EXCERPT:
Problem Description​

Given a string representing a code snippet, implement a tag validator to parse the code and return whether it is valid.

A code snippet is valid if all the following rules hold:

  1. The code must be wrapped in a valid closed tag. Otherwise, the code is invalid.
  2. A closed tag (not necessarily valid) has exactly the following format : <TAG_NAME>TAG_CONTENT</TAG_NAME>. Among them, <TAG_NAME> is the start tag, and </TAG_NAME> is the end tag. The TAG_NAME in start and end tags should be the same. A closed tag is valid if and only if the TAG_NAME and TAG_CONTENT are valid.
  3. A valid TAG_NAME only contain upper-case letters, and has length in range [1,9]. Otherwise, the TAG_NAME is invalid.
  4. A valid TAG_CONTENT may contain other valid closed tags, cdata and any characters (see note1) EXCEPT unmatched <, unmatched start and end tag, and unmatched or closed tags with invalid TAG_NAME. Otherwise, the TAG_CONTENT is invalid.

ENTRIES PROVIDED:
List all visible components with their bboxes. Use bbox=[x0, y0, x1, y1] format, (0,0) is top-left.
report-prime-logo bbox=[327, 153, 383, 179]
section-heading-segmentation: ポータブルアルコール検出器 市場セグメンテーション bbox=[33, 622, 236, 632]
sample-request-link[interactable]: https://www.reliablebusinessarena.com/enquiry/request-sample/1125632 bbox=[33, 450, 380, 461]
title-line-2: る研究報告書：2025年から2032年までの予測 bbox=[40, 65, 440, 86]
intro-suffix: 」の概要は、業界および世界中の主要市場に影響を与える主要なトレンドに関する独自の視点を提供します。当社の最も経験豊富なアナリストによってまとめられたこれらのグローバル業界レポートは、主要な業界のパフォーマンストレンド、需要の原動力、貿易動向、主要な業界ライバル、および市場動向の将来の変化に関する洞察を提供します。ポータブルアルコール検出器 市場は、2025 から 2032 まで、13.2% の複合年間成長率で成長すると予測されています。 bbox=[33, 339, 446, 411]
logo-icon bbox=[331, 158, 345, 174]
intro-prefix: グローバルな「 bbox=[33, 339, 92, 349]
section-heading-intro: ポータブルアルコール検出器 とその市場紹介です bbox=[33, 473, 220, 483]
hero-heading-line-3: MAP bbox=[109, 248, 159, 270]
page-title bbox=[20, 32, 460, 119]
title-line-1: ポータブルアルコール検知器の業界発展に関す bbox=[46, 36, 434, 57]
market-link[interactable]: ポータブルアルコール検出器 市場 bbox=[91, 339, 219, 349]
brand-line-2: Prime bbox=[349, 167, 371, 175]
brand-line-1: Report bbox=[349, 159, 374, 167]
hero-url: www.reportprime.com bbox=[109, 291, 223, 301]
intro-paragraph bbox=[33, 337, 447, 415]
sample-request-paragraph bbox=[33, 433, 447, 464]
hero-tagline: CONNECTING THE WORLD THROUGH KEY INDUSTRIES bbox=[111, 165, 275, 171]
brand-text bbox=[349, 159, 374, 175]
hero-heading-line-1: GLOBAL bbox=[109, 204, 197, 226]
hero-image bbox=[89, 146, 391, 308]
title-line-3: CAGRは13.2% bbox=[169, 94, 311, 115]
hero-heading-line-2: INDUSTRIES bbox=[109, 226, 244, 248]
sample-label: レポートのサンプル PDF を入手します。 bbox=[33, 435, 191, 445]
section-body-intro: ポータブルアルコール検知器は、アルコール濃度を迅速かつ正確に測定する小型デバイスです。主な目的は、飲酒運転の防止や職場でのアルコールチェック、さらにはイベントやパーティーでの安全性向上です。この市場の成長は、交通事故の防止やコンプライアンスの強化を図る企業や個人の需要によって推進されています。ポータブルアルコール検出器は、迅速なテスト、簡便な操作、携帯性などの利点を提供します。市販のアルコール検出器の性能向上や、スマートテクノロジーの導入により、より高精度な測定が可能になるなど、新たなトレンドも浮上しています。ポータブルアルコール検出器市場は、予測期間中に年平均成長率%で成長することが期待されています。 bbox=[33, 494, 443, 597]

SET PROBLEM 1: In the problem description, which characters may a valid TAG_NAME contain, and what length must it have?
SET PROBLEM 2: Summarize the problem description in two sentences.
SET PROBLEM 3: Output the stretch of the problem description from "1. The code" through "TAG_CONTENT are valid.".

PROBLEM SOLUTION 1: Only upper-case letters, with a length in the range [1,9].

PROBLEM SOLUTION 2: The problem asks for a tag validator that parses a code snippet given as a string and returns whether it is valid. A snippet is valid only if it is wrapped in a valid closed tag: one whose matching start and end tags have a TAG_NAME of one to nine upper-case letters and whose TAG_CONTENT contains no unmatched <, no unmatched start or end tags, and no unmatched or closed tags with an invalid TAG_NAME.

PROBLEM SOLUTION 3:
1. The code must be wrapped in a valid closed tag. Otherwise, the code is invalid.
  2. A closed tag (not necessarily valid) has exactly the following format : <TAG_NAME>TAG_CONTENT</TAG_NAME>. Among them, <TAG_NAME> is the start tag, and </TAG_NAME> is the end tag. The TAG_NAME in start and end tags should be the same. A closed tag is valid if and only if the TAG_NAME and TAG_CONTENT are valid.